### Data listing
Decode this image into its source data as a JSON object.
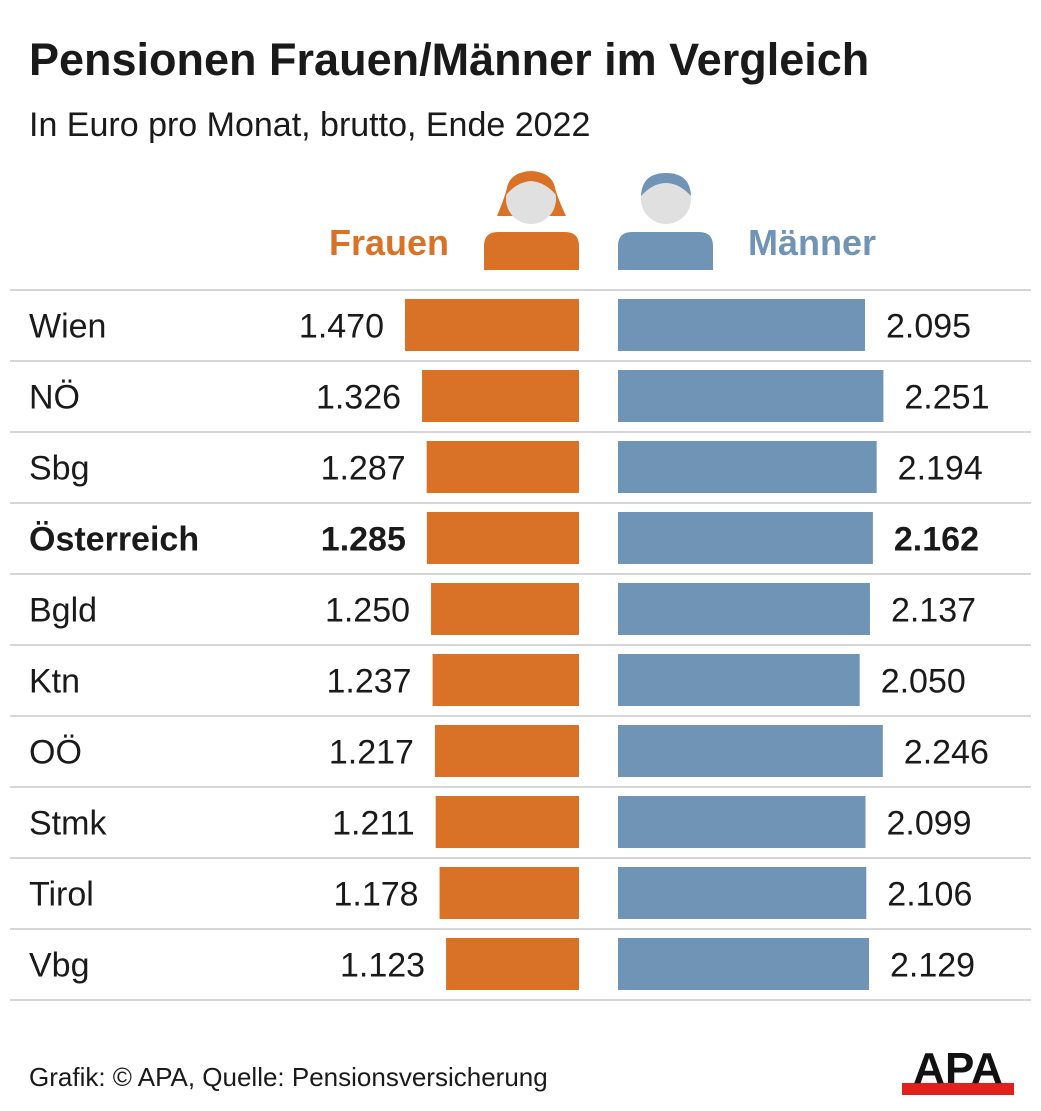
{
  "title": "Pensionen Frauen/Männer im Vergleich",
  "subtitle": "In Euro pro Monat, brutto, Ende 2022",
  "footer": "Grafik: © APA, Quelle: Pensionsversicherung",
  "logo_text": "APA",
  "icons": {
    "women": "woman-icon",
    "men": "man-icon",
    "logo": "apa-logo"
  },
  "colors": {
    "frauen": "#d97227",
    "maenner": "#6f94b6",
    "face": "#e0e0e0",
    "divider": "#d6d6d6",
    "logo_red": "#e2201c"
  },
  "chart_data": {
    "type": "bar",
    "orientation": "horizontal-butterfly",
    "highlight_category": "Österreich",
    "categories": [
      "Wien",
      "NÖ",
      "Sbg",
      "Österreich",
      "Bgld",
      "Ktn",
      "OÖ",
      "Stmk",
      "Tirol",
      "Vbg"
    ],
    "series": [
      {
        "name": "Frauen",
        "values": [
          1470,
          1326,
          1287,
          1285,
          1250,
          1237,
          1217,
          1211,
          1178,
          1123
        ],
        "labels": [
          "1.470",
          "1.326",
          "1.287",
          "1.285",
          "1.250",
          "1.237",
          "1.217",
          "1.211",
          "1.178",
          "1.123"
        ]
      },
      {
        "name": "Männer",
        "values": [
          2095,
          2251,
          2194,
          2162,
          2137,
          2050,
          2246,
          2099,
          2106,
          2129
        ],
        "labels": [
          "2.095",
          "2.251",
          "2.194",
          "2.162",
          "2.137",
          "2.050",
          "2.246",
          "2.099",
          "2.106",
          "2.129"
        ]
      }
    ]
  }
}
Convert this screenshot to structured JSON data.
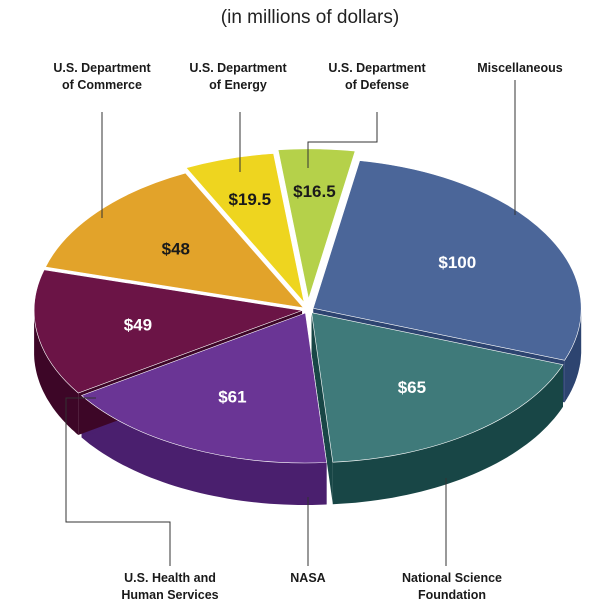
######
Task to complete:
Collect every line above that contains the word "Österreich".

The completed task:
    "highlight_category": "Österreich",
      "Österreich",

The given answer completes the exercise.